Scan the lines below for the word "name". Copy each line you find it in.

» **Source data**:
* start *

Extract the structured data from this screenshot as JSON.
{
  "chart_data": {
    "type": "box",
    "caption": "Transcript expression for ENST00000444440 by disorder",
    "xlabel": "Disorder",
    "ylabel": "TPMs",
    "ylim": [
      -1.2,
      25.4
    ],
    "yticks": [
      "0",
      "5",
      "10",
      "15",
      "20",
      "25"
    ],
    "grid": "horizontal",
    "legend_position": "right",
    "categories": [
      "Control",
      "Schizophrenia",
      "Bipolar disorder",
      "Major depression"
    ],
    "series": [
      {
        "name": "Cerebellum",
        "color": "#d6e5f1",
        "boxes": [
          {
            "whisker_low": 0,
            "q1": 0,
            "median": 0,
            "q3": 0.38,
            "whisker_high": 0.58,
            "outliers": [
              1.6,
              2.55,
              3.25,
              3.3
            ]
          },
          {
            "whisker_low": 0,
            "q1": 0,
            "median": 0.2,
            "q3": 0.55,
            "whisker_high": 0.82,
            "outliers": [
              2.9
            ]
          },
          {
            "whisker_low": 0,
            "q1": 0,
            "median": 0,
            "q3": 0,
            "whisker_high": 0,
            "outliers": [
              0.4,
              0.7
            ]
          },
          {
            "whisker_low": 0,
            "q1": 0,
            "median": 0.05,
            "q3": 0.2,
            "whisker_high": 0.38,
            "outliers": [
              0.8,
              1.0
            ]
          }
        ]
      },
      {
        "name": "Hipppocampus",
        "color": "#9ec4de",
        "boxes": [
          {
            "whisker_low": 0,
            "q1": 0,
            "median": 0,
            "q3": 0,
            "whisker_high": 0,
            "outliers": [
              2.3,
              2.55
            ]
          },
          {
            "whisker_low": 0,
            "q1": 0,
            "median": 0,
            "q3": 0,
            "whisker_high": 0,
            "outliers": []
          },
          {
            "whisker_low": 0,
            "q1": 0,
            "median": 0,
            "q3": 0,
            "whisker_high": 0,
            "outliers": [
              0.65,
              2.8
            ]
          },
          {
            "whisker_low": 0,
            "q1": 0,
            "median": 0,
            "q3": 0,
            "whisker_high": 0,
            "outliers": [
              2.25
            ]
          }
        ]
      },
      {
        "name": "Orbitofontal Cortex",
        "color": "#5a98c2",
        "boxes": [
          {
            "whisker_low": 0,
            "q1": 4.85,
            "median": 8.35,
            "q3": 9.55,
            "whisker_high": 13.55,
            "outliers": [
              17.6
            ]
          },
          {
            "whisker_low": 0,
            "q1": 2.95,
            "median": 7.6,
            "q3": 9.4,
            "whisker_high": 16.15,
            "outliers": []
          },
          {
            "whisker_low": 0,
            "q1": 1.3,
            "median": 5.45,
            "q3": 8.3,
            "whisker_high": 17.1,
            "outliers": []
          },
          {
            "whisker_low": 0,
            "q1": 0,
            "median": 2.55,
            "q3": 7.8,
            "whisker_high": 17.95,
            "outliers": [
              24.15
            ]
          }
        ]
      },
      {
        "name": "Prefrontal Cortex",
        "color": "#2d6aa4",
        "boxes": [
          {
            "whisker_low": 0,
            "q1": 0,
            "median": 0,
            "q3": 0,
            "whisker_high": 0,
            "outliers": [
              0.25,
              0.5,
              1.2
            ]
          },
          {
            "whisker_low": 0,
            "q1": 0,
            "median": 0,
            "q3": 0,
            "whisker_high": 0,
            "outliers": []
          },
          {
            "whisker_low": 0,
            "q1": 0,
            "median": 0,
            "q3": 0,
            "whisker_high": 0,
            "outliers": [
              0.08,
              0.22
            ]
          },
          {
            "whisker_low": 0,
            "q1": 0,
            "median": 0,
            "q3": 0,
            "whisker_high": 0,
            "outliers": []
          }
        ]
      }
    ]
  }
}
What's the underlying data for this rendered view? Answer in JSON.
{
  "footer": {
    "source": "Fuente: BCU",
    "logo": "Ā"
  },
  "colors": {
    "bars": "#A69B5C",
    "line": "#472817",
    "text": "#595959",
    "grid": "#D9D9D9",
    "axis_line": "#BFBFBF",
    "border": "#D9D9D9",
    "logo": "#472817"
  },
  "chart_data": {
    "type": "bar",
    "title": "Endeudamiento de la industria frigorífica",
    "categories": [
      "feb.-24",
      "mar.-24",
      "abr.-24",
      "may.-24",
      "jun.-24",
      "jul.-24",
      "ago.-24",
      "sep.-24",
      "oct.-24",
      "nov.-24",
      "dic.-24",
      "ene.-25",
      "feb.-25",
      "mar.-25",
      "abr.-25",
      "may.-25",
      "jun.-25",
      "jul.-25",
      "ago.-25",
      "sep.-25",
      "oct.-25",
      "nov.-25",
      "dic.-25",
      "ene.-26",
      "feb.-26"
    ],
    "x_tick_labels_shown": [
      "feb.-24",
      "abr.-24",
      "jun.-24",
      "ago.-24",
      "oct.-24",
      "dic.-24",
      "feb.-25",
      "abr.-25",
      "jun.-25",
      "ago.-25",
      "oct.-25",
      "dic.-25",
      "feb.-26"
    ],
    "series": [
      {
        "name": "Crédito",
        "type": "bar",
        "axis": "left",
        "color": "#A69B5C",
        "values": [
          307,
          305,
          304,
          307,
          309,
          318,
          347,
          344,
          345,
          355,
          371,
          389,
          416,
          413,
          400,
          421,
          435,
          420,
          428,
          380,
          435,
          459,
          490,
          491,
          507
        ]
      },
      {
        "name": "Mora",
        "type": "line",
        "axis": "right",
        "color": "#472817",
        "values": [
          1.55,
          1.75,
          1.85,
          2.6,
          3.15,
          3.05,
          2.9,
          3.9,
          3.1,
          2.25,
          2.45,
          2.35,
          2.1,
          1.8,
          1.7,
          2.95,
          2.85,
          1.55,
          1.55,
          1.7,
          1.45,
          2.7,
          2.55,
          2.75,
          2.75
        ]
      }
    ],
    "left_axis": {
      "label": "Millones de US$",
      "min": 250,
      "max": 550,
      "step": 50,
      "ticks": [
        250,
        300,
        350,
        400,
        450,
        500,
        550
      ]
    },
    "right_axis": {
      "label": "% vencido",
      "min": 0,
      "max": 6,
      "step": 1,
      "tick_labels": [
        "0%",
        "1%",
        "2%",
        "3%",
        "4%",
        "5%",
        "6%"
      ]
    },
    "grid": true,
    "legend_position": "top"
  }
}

* end *

» **Exercise output**:
        "name": "Cerebellum",
        "name": "Hipppocampus",
        "name": "Orbitofontal Cortex",
        "name": "Prefrontal Cortex",
        "name": "Crédito",
        "name": "Mora",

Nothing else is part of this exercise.